Start SUPPLIED ENTRIES

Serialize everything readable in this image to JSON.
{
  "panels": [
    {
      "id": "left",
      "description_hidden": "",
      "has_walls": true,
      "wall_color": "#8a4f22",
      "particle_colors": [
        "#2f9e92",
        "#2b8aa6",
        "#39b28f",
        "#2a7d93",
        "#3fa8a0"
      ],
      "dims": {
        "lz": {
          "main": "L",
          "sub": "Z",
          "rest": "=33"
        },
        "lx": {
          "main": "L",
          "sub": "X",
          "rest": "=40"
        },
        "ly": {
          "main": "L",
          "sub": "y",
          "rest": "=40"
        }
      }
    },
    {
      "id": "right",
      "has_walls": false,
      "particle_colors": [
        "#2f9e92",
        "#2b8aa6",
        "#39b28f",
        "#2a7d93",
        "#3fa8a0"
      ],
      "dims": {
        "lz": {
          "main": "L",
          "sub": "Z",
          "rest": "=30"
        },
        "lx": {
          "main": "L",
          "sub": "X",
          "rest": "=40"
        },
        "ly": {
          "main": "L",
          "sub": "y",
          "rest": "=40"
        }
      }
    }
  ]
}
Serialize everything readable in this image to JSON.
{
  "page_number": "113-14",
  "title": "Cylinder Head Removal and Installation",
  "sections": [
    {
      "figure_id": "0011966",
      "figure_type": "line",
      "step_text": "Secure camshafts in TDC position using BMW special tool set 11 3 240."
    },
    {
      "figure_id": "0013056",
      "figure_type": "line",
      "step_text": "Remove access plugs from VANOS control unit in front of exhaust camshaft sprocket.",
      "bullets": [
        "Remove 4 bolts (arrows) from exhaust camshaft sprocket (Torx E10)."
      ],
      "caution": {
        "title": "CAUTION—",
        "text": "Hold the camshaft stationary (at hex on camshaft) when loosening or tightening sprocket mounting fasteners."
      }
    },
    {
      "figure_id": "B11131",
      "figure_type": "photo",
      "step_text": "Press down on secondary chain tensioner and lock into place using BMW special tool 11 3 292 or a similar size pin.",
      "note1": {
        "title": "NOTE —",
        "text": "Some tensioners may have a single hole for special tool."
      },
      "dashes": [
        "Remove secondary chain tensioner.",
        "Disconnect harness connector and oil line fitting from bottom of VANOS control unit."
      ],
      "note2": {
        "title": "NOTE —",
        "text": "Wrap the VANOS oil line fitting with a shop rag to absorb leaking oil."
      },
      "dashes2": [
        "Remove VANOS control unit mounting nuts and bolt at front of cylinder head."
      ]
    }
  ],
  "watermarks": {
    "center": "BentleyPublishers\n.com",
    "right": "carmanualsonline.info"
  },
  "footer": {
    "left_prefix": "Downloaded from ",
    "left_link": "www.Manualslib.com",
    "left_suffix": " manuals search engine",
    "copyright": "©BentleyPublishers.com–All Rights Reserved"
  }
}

End SUPPLIED ENTRIES

WHAT NEEDS TO BE DONE:
Exactly how many lines contain "chain"? State the number and nothing else.

COMPLETE ANSWER:
2